**Dataset excerpts:**
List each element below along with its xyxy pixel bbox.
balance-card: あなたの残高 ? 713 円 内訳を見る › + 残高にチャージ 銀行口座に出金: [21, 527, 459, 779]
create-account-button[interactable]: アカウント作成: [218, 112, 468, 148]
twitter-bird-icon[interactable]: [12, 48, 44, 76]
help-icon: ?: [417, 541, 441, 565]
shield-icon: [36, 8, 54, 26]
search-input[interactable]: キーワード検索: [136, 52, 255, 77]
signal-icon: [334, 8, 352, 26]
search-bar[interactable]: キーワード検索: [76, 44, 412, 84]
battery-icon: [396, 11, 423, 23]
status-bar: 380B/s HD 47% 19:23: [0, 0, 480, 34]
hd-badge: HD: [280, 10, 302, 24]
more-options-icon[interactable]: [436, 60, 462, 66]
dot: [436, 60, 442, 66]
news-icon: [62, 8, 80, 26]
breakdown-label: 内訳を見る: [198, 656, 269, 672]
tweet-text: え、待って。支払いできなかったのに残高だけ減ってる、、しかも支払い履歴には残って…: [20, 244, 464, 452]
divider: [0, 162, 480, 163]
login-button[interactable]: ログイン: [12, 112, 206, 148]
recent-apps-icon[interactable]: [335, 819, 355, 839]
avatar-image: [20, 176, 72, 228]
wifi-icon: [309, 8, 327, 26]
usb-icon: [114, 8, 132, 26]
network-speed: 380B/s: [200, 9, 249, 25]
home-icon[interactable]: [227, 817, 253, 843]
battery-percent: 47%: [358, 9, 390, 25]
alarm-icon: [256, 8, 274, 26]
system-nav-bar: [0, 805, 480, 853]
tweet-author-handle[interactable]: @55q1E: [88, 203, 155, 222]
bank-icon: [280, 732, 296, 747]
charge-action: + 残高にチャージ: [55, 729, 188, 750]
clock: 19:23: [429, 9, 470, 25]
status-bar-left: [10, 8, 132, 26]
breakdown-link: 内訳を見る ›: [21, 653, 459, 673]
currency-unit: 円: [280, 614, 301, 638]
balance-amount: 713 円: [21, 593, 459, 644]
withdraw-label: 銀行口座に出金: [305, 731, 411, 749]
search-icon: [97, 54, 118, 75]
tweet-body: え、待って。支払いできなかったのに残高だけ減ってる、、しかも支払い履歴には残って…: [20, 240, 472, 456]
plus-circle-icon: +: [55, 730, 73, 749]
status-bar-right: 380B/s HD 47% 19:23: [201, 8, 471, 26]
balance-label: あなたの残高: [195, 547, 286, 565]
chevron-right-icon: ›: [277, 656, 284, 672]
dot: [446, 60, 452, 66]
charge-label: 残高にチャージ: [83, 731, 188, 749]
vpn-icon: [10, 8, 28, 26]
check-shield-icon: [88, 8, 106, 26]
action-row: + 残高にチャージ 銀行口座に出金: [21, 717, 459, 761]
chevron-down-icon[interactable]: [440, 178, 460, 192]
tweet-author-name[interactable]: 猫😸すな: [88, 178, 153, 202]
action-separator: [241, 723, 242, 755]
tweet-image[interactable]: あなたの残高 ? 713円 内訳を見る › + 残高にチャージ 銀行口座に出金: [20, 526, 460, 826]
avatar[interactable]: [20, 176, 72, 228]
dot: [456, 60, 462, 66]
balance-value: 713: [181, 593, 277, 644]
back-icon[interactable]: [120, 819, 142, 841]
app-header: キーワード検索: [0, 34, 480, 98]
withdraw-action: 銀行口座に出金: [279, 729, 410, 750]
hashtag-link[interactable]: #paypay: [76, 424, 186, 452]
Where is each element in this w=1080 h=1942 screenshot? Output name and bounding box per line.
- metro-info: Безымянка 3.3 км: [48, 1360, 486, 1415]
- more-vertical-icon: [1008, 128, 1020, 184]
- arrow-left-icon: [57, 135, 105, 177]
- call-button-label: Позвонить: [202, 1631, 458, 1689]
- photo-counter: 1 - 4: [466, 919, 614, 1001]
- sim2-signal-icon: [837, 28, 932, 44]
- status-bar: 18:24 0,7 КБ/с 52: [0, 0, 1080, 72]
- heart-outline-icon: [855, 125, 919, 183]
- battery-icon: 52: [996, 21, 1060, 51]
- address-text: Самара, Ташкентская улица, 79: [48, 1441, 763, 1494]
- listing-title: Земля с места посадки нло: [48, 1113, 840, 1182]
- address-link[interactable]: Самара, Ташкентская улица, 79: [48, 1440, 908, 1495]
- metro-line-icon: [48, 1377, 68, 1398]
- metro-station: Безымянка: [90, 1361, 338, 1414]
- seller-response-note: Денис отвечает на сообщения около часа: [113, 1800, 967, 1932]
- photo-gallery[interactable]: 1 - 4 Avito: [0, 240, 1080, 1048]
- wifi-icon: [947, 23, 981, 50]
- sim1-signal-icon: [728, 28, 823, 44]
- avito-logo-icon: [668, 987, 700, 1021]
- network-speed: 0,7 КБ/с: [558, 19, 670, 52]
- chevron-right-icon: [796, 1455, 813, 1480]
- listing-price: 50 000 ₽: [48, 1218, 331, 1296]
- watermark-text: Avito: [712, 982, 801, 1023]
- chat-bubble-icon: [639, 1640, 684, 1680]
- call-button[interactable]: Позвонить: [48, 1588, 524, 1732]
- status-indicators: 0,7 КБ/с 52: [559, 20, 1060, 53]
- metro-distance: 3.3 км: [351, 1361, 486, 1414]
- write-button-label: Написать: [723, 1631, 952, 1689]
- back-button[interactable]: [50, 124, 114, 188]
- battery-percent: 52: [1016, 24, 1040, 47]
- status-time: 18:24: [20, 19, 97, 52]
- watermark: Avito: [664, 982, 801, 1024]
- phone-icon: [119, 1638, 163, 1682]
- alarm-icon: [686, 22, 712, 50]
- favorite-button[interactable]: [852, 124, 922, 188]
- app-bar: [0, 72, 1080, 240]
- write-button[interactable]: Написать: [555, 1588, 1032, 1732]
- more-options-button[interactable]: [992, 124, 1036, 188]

**Exercise prompt:** Rewrite the stretch from the start of the records through the line that contains "login-button[interactable]: ログイン: [12, 112, 206, 148]", replacing "divider" with "separator" and leaving everything else unchanged.

**Complete output:**
List each element below along with its xyxy pixel bbox.
balance-card: あなたの残高 ? 713 円 内訳を見る › + 残高にチャージ 銀行口座に出金: [21, 527, 459, 779]
create-account-button[interactable]: アカウント作成: [218, 112, 468, 148]
twitter-bird-icon[interactable]: [12, 48, 44, 76]
help-icon: ?: [417, 541, 441, 565]
shield-icon: [36, 8, 54, 26]
search-input[interactable]: キーワード検索: [136, 52, 255, 77]
signal-icon: [334, 8, 352, 26]
search-bar[interactable]: キーワード検索: [76, 44, 412, 84]
battery-icon: [396, 11, 423, 23]
status-bar: 380B/s HD 47% 19:23: [0, 0, 480, 34]
hd-badge: HD: [280, 10, 302, 24]
more-options-icon[interactable]: [436, 60, 462, 66]
dot: [436, 60, 442, 66]
news-icon: [62, 8, 80, 26]
breakdown-label: 内訳を見る: [198, 656, 269, 672]
tweet-text: え、待って。支払いできなかったのに残高だけ減ってる、、しかも支払い履歴には残って…: [20, 244, 464, 452]
separator: [0, 162, 480, 163]
login-button[interactable]: ログイン: [12, 112, 206, 148]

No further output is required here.